Information shown.
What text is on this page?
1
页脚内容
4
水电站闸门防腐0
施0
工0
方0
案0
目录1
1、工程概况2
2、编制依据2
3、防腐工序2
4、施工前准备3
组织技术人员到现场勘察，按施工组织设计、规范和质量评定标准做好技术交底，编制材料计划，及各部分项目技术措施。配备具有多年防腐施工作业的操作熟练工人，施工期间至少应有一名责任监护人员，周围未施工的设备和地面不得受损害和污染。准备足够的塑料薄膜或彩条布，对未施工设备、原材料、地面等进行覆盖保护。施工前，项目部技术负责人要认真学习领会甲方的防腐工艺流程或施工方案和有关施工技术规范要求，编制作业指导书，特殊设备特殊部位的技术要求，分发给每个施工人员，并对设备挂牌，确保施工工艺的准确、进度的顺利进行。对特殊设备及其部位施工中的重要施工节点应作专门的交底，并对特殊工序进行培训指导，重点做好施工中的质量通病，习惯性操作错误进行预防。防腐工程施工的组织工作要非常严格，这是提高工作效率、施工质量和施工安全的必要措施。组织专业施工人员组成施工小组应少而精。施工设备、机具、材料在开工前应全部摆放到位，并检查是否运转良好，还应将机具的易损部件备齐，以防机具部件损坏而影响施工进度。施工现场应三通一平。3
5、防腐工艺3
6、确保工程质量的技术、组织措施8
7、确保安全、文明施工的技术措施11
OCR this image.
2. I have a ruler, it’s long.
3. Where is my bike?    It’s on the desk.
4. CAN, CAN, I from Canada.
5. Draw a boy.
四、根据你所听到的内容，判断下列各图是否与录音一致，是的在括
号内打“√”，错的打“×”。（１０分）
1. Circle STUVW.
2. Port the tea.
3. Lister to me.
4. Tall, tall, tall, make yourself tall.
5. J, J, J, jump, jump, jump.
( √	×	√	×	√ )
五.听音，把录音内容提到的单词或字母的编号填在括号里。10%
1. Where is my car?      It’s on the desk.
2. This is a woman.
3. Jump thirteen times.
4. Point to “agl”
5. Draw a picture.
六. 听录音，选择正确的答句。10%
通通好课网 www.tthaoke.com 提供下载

Your goal. Filter the entries and copy out every line with the word "Where".

Full output.
3. Where is my bike?    It’s on the desk.
1. Where is my car?      It’s on the desk.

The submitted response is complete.